### TASK:
Identify all lines in the listing that include the word "iplaysoft", and copy them out.

### DATA SUPPLIED:
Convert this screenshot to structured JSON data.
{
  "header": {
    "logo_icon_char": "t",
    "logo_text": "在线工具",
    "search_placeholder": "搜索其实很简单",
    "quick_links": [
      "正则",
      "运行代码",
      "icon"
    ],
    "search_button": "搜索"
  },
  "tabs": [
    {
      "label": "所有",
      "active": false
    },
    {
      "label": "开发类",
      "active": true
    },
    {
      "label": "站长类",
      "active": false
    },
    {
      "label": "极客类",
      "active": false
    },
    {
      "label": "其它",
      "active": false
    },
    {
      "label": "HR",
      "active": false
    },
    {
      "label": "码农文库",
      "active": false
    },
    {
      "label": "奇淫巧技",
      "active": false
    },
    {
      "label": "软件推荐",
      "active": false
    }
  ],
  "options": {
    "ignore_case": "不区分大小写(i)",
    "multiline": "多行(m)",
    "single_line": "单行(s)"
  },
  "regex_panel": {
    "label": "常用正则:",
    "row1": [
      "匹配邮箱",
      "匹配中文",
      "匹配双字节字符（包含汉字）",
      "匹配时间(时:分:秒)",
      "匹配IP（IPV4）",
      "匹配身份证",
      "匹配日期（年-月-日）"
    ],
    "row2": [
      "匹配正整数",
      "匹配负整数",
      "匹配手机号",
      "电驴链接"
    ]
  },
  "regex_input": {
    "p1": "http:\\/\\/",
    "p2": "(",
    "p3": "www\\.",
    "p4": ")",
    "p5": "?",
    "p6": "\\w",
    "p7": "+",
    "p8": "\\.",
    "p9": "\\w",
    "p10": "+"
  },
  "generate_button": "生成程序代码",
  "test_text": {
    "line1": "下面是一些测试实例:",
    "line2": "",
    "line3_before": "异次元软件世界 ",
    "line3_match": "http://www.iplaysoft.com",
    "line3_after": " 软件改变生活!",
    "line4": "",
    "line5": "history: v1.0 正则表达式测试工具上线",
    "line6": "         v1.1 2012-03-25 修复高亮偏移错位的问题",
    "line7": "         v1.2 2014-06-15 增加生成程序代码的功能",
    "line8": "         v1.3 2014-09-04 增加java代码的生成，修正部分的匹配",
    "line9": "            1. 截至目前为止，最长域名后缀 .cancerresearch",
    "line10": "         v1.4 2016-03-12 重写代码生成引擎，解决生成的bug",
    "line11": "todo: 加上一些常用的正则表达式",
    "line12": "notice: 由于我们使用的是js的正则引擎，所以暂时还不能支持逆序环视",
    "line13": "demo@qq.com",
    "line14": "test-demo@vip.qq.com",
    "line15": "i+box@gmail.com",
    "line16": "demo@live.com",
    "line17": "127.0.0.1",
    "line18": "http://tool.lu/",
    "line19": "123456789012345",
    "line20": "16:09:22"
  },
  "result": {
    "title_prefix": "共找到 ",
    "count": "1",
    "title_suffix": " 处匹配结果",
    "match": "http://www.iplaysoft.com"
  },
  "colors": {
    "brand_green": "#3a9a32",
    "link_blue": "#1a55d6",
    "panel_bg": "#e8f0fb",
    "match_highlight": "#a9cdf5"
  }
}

### OUTPUT OF THE EXERCISE:
    "line3_match": "http://www.iplaysoft.com",
    "match": "http://www.iplaysoft.com"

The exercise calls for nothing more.